__Problem requirements__: All of the material below is to be returned exactly.
—————
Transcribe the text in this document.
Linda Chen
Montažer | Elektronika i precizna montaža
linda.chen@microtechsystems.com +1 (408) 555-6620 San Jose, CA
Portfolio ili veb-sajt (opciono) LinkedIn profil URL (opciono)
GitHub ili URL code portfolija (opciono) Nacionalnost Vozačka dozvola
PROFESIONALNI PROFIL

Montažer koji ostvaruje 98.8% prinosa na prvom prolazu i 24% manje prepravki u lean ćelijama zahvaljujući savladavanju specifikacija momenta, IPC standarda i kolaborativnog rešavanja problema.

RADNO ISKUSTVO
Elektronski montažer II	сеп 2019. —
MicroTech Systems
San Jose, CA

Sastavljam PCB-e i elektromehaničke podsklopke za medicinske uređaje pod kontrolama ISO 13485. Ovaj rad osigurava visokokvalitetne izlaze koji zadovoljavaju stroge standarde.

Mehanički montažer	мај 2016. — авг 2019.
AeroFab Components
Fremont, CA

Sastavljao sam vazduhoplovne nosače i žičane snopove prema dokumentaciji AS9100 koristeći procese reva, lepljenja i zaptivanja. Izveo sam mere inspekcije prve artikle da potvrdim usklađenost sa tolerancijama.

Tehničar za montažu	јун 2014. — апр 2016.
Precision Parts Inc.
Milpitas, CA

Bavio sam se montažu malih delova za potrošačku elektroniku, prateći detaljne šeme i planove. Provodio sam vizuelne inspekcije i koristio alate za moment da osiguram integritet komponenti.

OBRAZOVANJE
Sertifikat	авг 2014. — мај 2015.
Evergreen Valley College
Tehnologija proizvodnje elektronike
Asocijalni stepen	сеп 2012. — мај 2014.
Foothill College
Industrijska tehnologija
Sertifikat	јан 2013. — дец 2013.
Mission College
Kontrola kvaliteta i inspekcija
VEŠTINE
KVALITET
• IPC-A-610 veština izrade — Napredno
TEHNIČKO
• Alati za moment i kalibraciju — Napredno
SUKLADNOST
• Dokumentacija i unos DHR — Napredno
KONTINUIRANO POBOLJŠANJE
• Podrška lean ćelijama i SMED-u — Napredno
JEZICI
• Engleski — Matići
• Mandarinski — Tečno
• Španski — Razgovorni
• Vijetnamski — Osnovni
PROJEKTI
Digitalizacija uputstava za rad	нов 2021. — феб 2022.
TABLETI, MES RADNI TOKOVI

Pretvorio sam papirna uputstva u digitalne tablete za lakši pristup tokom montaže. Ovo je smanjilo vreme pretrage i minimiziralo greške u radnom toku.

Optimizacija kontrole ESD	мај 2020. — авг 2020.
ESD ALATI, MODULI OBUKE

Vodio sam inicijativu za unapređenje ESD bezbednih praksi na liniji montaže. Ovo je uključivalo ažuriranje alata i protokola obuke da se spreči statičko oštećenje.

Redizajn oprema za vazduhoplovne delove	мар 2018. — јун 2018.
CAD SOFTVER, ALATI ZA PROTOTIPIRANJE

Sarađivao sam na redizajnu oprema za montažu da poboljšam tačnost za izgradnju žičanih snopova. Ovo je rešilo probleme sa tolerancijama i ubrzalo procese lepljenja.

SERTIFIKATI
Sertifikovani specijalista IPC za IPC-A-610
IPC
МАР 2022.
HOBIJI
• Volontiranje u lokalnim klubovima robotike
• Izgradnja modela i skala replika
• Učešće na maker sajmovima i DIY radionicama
—————
__Written response__:
Transcribe the text in this document.
Linda Chen
Montažer | Elektronika i precizna montaža
linda.chen@microtechsystems.com +1 (408) 555-6620 San Jose, CA
Portfolio ili veb-sajt (opciono) LinkedIn profil URL (opciono)
GitHub ili URL code portfolija (opciono) Nacionalnost Vozačka dozvola
PROFESIONALNI PROFIL

Montažer koji ostvaruje 98.8% prinosa na prvom prolazu i 24% manje prepravki u lean ćelijama zahvaljujući savladavanju specifikacija momenta, IPC standarda i kolaborativnog rešavanja problema.

RADNO ISKUSTVO
Elektronski montažer II	сеп 2019. —
MicroTech Systems
San Jose, CA

Sastavljam PCB-e i elektromehaničke podsklopke za medicinske uređaje pod kontrolama ISO 13485. Ovaj rad osigurava visokokvalitetne izlaze koji zadovoljavaju stroge standarde.

Mehanički montažer	мај 2016. — авг 2019.
AeroFab Components
Fremont, CA

Sastavljao sam vazduhoplovne nosače i žičane snopove prema dokumentaciji AS9100 koristeći procese reva, lepljenja i zaptivanja. Izveo sam mere inspekcije prve artikle da potvrdim usklađenost sa tolerancijama.

Tehničar za montažu	јун 2014. — апр 2016.
Precision Parts Inc.
Milpitas, CA

Bavio sam se montažu malih delova za potrošačku elektroniku, prateći detaljne šeme i planove. Provodio sam vizuelne inspekcije i koristio alate za moment da osiguram integritet komponenti.

OBRAZOVANJE
Sertifikat	авг 2014. — мај 2015.
Evergreen Valley College
Tehnologija proizvodnje elektronike
Asocijalni stepen	сеп 2012. — мај 2014.
Foothill College
Industrijska tehnologija
Sertifikat	јан 2013. — дец 2013.
Mission College
Kontrola kvaliteta i inspekcija
VEŠTINE
KVALITET
• IPC-A-610 veština izrade — Napredno
TEHNIČKO
• Alati za moment i kalibraciju — Napredno
SUKLADNOST
• Dokumentacija i unos DHR — Napredno
KONTINUIRANO POBOLJŠANJE
• Podrška lean ćelijama i SMED-u — Napredno
JEZICI
• Engleski — Matići
• Mandarinski — Tečno
• Španski — Razgovorni
• Vijetnamski — Osnovni
PROJEKTI
Digitalizacija uputstava za rad	нов 2021. — феб 2022.
TABLETI, MES RADNI TOKOVI

Pretvorio sam papirna uputstva u digitalne tablete za lakši pristup tokom montaže. Ovo je smanjilo vreme pretrage i minimiziralo greške u radnom toku.

Optimizacija kontrole ESD	мај 2020. — авг 2020.
ESD ALATI, MODULI OBUKE

Vodio sam inicijativu za unapređenje ESD bezbednih praksi na liniji montaže. Ovo je uključivalo ažuriranje alata i protokola obuke da se spreči statičko oštećenje.

Redizajn oprema za vazduhoplovne delove	мар 2018. — јун 2018.
CAD SOFTVER, ALATI ZA PROTOTIPIRANJE

Sarađivao sam na redizajnu oprema za montažu da poboljšam tačnost za izgradnju žičanih snopova. Ovo je rešilo probleme sa tolerancijama i ubrzalo procese lepljenja.

SERTIFIKATI
Sertifikovani specijalista IPC za IPC-A-610
IPC
МАР 2022.
HOBIJI
• Volontiranje u lokalnim klubovima robotike
• Izgradnja modela i skala replika
• Učešće na maker sajmovima i DIY radionicama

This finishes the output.